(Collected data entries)
====

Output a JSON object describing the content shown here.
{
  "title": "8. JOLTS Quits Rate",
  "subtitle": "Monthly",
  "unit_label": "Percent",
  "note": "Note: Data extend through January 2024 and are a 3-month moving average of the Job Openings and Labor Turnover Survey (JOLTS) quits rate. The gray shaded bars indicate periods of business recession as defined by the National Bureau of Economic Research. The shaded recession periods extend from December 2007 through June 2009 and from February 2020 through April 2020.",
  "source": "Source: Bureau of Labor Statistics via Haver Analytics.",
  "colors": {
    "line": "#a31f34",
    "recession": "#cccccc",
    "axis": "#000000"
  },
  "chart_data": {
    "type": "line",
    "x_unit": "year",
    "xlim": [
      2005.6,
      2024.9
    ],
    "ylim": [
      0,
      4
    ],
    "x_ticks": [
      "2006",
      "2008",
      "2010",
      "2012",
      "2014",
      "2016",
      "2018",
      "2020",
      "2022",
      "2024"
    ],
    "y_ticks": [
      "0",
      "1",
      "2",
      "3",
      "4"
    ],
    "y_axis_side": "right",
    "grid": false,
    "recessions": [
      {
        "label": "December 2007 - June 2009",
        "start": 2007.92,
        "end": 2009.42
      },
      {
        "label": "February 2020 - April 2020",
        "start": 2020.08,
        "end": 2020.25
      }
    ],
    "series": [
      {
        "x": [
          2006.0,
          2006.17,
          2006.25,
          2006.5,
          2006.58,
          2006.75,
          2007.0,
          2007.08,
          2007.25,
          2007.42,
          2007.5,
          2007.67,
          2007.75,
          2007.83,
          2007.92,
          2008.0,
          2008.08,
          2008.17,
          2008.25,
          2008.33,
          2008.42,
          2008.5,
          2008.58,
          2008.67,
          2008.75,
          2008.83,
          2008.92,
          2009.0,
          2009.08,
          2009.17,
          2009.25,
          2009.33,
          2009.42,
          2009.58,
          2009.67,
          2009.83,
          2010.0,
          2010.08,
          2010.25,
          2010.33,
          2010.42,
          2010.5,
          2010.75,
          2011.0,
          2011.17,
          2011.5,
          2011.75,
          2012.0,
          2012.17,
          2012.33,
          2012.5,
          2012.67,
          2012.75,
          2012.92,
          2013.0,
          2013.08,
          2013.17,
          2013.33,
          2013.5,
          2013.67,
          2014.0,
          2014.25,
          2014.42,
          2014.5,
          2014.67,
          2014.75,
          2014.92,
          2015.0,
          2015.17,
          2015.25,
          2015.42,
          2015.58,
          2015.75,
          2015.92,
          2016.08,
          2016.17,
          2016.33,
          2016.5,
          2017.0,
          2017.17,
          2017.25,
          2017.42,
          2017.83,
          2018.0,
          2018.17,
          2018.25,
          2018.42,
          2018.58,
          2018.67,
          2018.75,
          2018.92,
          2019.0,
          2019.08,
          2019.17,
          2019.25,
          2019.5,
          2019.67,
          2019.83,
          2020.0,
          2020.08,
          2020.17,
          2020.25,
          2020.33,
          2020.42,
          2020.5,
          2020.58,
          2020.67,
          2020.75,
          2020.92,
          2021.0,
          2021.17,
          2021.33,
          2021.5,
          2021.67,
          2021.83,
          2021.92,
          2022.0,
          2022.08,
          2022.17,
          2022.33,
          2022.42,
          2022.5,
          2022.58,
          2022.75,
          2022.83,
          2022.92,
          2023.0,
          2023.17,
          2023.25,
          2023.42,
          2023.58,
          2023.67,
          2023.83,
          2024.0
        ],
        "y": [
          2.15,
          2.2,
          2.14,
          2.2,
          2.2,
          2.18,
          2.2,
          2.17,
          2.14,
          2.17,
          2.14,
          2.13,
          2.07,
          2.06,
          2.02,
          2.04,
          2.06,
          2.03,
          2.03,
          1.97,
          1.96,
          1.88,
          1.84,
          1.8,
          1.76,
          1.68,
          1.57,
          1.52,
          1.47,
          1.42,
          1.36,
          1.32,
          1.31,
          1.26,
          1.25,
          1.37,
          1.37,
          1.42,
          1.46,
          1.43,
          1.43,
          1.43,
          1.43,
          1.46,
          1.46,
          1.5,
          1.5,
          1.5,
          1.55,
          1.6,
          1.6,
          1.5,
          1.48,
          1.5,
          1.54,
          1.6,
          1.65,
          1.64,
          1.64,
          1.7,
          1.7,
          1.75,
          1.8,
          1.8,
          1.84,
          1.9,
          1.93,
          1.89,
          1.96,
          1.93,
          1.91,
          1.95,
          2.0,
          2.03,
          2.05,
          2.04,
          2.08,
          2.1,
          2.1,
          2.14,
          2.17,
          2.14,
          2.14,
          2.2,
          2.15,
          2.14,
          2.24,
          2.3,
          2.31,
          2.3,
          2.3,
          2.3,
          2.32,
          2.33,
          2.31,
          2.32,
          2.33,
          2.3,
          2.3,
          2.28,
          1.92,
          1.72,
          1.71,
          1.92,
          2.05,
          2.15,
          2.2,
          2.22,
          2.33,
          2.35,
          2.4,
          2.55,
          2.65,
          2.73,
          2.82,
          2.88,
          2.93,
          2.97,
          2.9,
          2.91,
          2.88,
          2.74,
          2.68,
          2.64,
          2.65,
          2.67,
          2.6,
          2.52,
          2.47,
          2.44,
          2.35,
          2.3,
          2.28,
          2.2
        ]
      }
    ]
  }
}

====

**Given request:**
Write out every entry above, word for word.

**Solution to the problem:**
Output a JSON object describing the content shown here.
{
  "title": "8. JOLTS Quits Rate",
  "subtitle": "Monthly",
  "unit_label": "Percent",
  "note": "Note: Data extend through January 2024 and are a 3-month moving average of the Job Openings and Labor Turnover Survey (JOLTS) quits rate. The gray shaded bars indicate periods of business recession as defined by the National Bureau of Economic Research. The shaded recession periods extend from December 2007 through June 2009 and from February 2020 through April 2020.",
  "source": "Source: Bureau of Labor Statistics via Haver Analytics.",
  "colors": {
    "line": "#a31f34",
    "recession": "#cccccc",
    "axis": "#000000"
  },
  "chart_data": {
    "type": "line",
    "x_unit": "year",
    "xlim": [
      2005.6,
      2024.9
    ],
    "ylim": [
      0,
      4
    ],
    "x_ticks": [
      "2006",
      "2008",
      "2010",
      "2012",
      "2014",
      "2016",
      "2018",
      "2020",
      "2022",
      "2024"
    ],
    "y_ticks": [
      "0",
      "1",
      "2",
      "3",
      "4"
    ],
    "y_axis_side": "right",
    "grid": false,
    "recessions": [
      {
        "label": "December 2007 - June 2009",
        "start": 2007.92,
        "end": 2009.42
      },
      {
        "label": "February 2020 - April 2020",
        "start": 2020.08,
        "end": 2020.25
      }
    ],
    "series": [
      {
        "x": [
          2006.0,
          2006.17,
          2006.25,
          2006.5,
          2006.58,
          2006.75,
          2007.0,
          2007.08,
          2007.25,
          2007.42,
          2007.5,
          2007.67,
          2007.75,
          2007.83,
          2007.92,
          2008.0,
          2008.08,
          2008.17,
          2008.25,
          2008.33,
          2008.42,
          2008.5,
          2008.58,
          2008.67,
          2008.75,
          2008.83,
          2008.92,
          2009.0,
          2009.08,
          2009.17,
          2009.25,
          2009.33,
          2009.42,
          2009.58,
          2009.67,
          2009.83,
          2010.0,
          2010.08,
          2010.25,
          2010.33,
          2010.42,
          2010.5,
          2010.75,
          2011.0,
          2011.17,
          2011.5,
          2011.75,
          2012.0,
          2012.17,
          2012.33,
          2012.5,
          2012.67,
          2012.75,
          2012.92,
          2013.0,
          2013.08,
          2013.17,
          2013.33,
          2013.5,
          2013.67,
          2014.0,
          2014.25,
          2014.42,
          2014.5,
          2014.67,
          2014.75,
          2014.92,
          2015.0,
          2015.17,
          2015.25,
          2015.42,
          2015.58,
          2015.75,
          2015.92,
          2016.08,
          2016.17,
          2016.33,
          2016.5,
          2017.0,
          2017.17,
          2017.25,
          2017.42,
          2017.83,
          2018.0,
          2018.17,
          2018.25,
          2018.42,
          2018.58,
          2018.67,
          2018.75,
          2018.92,
          2019.0,
          2019.08,
          2019.17,
          2019.25,
          2019.5,
          2019.67,
          2019.83,
          2020.0,
          2020.08,
          2020.17,
          2020.25,
          2020.33,
          2020.42,
          2020.5,
          2020.58,
          2020.67,
          2020.75,
          2020.92,
          2021.0,
          2021.17,
          2021.33,
          2021.5,
          2021.67,
          2021.83,
          2021.92,
          2022.0,
          2022.08,
          2022.17,
          2022.33,
          2022.42,
          2022.5,
          2022.58,
          2022.75,
          2022.83,
          2022.92,
          2023.0,
          2023.17,
          2023.25,
          2023.42,
          2023.58,
          2023.67,
          2023.83,
          2024.0
        ],
        "y": [
          2.15,
          2.2,
          2.14,
          2.2,
          2.2,
          2.18,
          2.2,
          2.17,
          2.14,
          2.17,
          2.14,
          2.13,
          2.07,
          2.06,
          2.02,
          2.04,
          2.06,
          2.03,
          2.03,
          1.97,
          1.96,
          1.88,
          1.84,
          1.8,
          1.76,
          1.68,
          1.57,
          1.52,
          1.47,
          1.42,
          1.36,
          1.32,
          1.31,
          1.26,
          1.25,
          1.37,
          1.37,
          1.42,
          1.46,
          1.43,
          1.43,
          1.43,
          1.43,
          1.46,
          1.46,
          1.5,
          1.5,
          1.5,
          1.55,
          1.6,
          1.6,
          1.5,
          1.48,
          1.5,
          1.54,
          1.6,
          1.65,
          1.64,
          1.64,
          1.7,
          1.7,
          1.75,
          1.8,
          1.8,
          1.84,
          1.9,
          1.93,
          1.89,
          1.96,
          1.93,
          1.91,
          1.95,
          2.0,
          2.03,
          2.05,
          2.04,
          2.08,
          2.1,
          2.1,
          2.14,
          2.17,
          2.14,
          2.14,
          2.2,
          2.15,
          2.14,
          2.24,
          2.3,
          2.31,
          2.3,
          2.3,
          2.3,
          2.32,
          2.33,
          2.31,
          2.32,
          2.33,
          2.3,
          2.3,
          2.28,
          1.92,
          1.72,
          1.71,
          1.92,
          2.05,
          2.15,
          2.2,
          2.22,
          2.33,
          2.35,
          2.4,
          2.55,
          2.65,
          2.73,
          2.82,
          2.88,
          2.93,
          2.97,
          2.9,
          2.91,
          2.88,
          2.74,
          2.68,
          2.64,
          2.65,
          2.67,
          2.6,
          2.52,
          2.47,
          2.44,
          2.35,
          2.3,
          2.28,
          2.2
        ]
      }
    ]
  }
}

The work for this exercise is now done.